Rewrite every line of the records with "sectional view" changed to "cross-sectional view", leaving all other text as it is, and leave the pictures out of your answer.
>> begin INFORMATION SUPPLIED
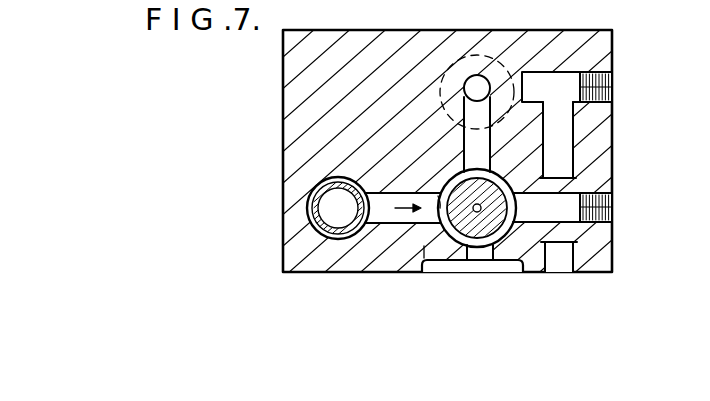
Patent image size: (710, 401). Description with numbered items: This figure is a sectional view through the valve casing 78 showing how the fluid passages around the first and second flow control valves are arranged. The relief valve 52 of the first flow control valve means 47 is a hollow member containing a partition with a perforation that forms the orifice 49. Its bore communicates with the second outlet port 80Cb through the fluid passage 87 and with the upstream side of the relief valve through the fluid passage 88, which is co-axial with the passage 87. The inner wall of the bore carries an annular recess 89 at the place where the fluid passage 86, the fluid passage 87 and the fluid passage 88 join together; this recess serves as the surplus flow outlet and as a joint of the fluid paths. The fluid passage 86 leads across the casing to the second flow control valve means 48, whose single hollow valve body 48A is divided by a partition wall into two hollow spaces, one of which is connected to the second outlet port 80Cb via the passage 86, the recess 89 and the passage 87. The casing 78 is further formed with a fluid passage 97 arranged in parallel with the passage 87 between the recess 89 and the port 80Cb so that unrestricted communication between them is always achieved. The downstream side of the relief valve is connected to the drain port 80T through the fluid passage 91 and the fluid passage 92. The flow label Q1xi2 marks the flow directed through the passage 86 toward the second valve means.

The valve casing 78 is at (300, 93).
The second flow control valve means 48 is at (306, 223).
The valve body 48A is at (316, 190).
The fluid passage 86 is at (380, 210).
The flow rate label Q1xi2 is at (400, 212).
The fluid passage 88 is at (474, 136).
The annular recess 89 is at (438, 195).
The relief valve 52 is at (460, 185).
The orifice 49 is at (492, 185).
The first flow control valve means 47 is at (427, 242).
The fluid passage 87 is at (475, 248).
The second outlet port 80Cb is at (477, 265).
The fluid passage 91 is at (558, 78).
The fluid passage 92 is at (553, 150).
The fluid passage 97 is at (512, 245).
The drain port 80T is at (558, 255).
>> end INFORMATION SUPPLIED
■ ANSWER TO THIS EXERCISE ■
Patent image size: (710, 401). Description with numbered items: This figure is a cross-sectional view through the valve casing 78 showing how the fluid passages around the first and second flow control valves are arranged. The relief valve 52 of the first flow control valve means 47 is a hollow member containing a partition with a perforation that forms the orifice 49. Its bore communicates with the second outlet port 80Cb through the fluid passage 87 and with the upstream side of the relief valve through the fluid passage 88, which is co-axial with the passage 87. The inner wall of the bore carries an annular recess 89 at the place where the fluid passage 86, the fluid passage 87 and the fluid passage 88 join together; this recess serves as the surplus flow outlet and as a joint of the fluid paths. The fluid passage 86 leads across the casing to the second flow control valve means 48, whose single hollow valve body 48A is divided by a partition wall into two hollow spaces, one of which is connected to the second outlet port 80Cb via the passage 86, the recess 89 and the passage 87. The casing 78 is further formed with a fluid passage 97 arranged in parallel with the passage 87 between the recess 89 and the port 80Cb so that unrestricted communication between them is always achieved. The downstream side of the relief valve is connected to the drain port 80T through the fluid passage 91 and the fluid passage 92. The flow label Q1xi2 marks the flow directed through the passage 86 toward the second valve means.

The valve casing 78 is at (300, 93).
The second flow control valve means 48 is at (306, 223).
The valve body 48A is at (316, 190).
The fluid passage 86 is at (380, 210).
The flow rate label Q1xi2 is at (400, 212).
The fluid passage 88 is at (474, 136).
The annular recess 89 is at (438, 195).
The relief valve 52 is at (460, 185).
The orifice 49 is at (492, 185).
The first flow control valve means 47 is at (427, 242).
The fluid passage 87 is at (475, 248).
The second outlet port 80Cb is at (477, 265).
The fluid passage 91 is at (558, 78).
The fluid passage 92 is at (553, 150).
The fluid passage 97 is at (512, 245).
The drain port 80T is at (558, 255).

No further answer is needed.